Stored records

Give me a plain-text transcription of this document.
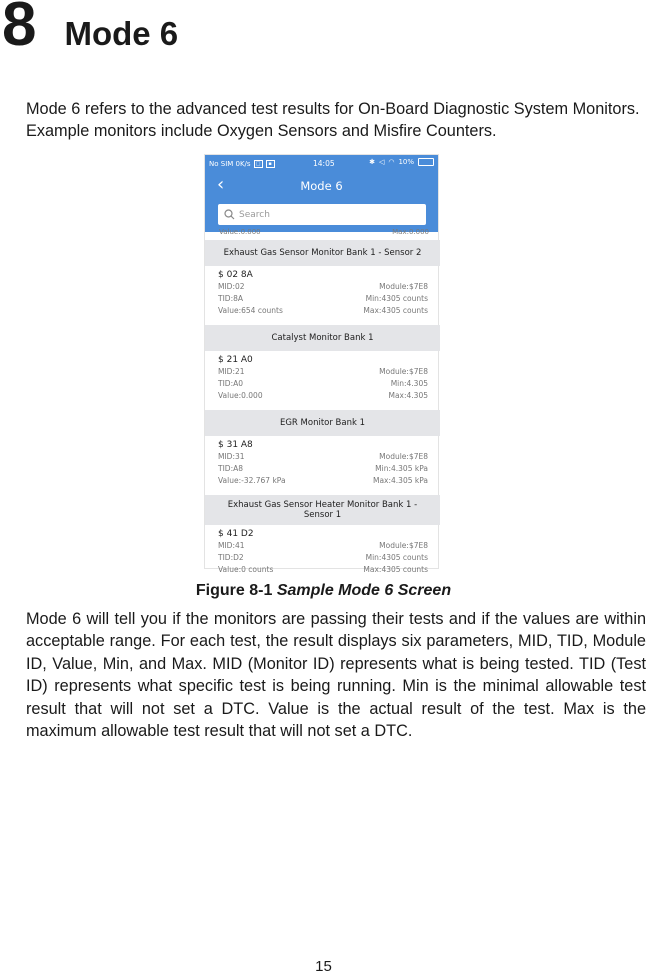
8 Mode 6

Mode 6 refers to the advanced test results for On-Board Diagnostic System Monitors. Example monitors include Oxygen Sensors and Misfire Counters.

No SIM 0K/s	□	▪	14:05	✱ ◁ ◠ 10%
‹	Mode 6
Search
Value:0.000	Max:0.000
Exhaust Gas Sensor Monitor Bank 1 - Sensor 2
$ 02 8A
MID:02	Module:$7E8
TID:8A	Min:4305 counts
Value:654 counts	Max:4305 counts
Catalyst Monitor Bank 1
$ 21 A0
MID:21	Module:$7E8
TID:A0	Min:4.305
Value:0.000	Max:4.305
EGR Monitor Bank 1
$ 31 A8
MID:31	Module:$7E8
TID:A8	Min:4.305 kPa
Value:-32.767 kPa	Max:4.305 kPa
Exhaust Gas Sensor Heater Monitor Bank 1 - Sensor 1
$ 41 D2
MID:41	Module:$7E8
TID:D2	Min:4305 counts
Value:0 counts	Max:4305 counts
Figure 8-1 Sample Mode 6 Screen

Mode 6 will tell you if the monitors are passing their tests and if the values are within acceptable range. For each test, the result displays six parameters, MID, TID, Module ID, Value, Min, and Max. MID (Monitor ID) represents what is being tested. TID (Test ID) represents what specific test is being running. Min is the minimal allowable test result that will not set a DTC. Value is the actual result of the test. Max is the maximum allowable test result that will not set a DTC.

15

[Task objective]
Are you able to set down all the lines above exactly, without any pictures?

[Response to this task]
Give me a plain-text transcription of this document.
8 Mode 6

Mode 6 refers to the advanced test results for On-Board Diagnostic System Monitors. Example monitors include Oxygen Sensors and Misfire Counters.

No SIM 0K/s	□	▪	14:05	✱ ◁ ◠ 10%
‹	Mode 6
Search
Value:0.000	Max:0.000
Exhaust Gas Sensor Monitor Bank 1 - Sensor 2
$ 02 8A
MID:02	Module:$7E8
TID:8A	Min:4305 counts
Value:654 counts	Max:4305 counts
Catalyst Monitor Bank 1
$ 21 A0
MID:21	Module:$7E8
TID:A0	Min:4.305
Value:0.000	Max:4.305
EGR Monitor Bank 1
$ 31 A8
MID:31	Module:$7E8
TID:A8	Min:4.305 kPa
Value:-32.767 kPa	Max:4.305 kPa
Exhaust Gas Sensor Heater Monitor Bank 1 - Sensor 1
$ 41 D2
MID:41	Module:$7E8
TID:D2	Min:4305 counts
Value:0 counts	Max:4305 counts
Figure 8-1 Sample Mode 6 Screen

Mode 6 will tell you if the monitors are passing their tests and if the values are within acceptable range. For each test, the result displays six parameters, MID, TID, Module ID, Value, Min, and Max. MID (Monitor ID) represents what is being tested. TID (Test ID) represents what specific test is being running. Min is the minimal allowable test result that will not set a DTC. Value is the actual result of the test. Max is the maximum allowable test result that will not set a DTC.

15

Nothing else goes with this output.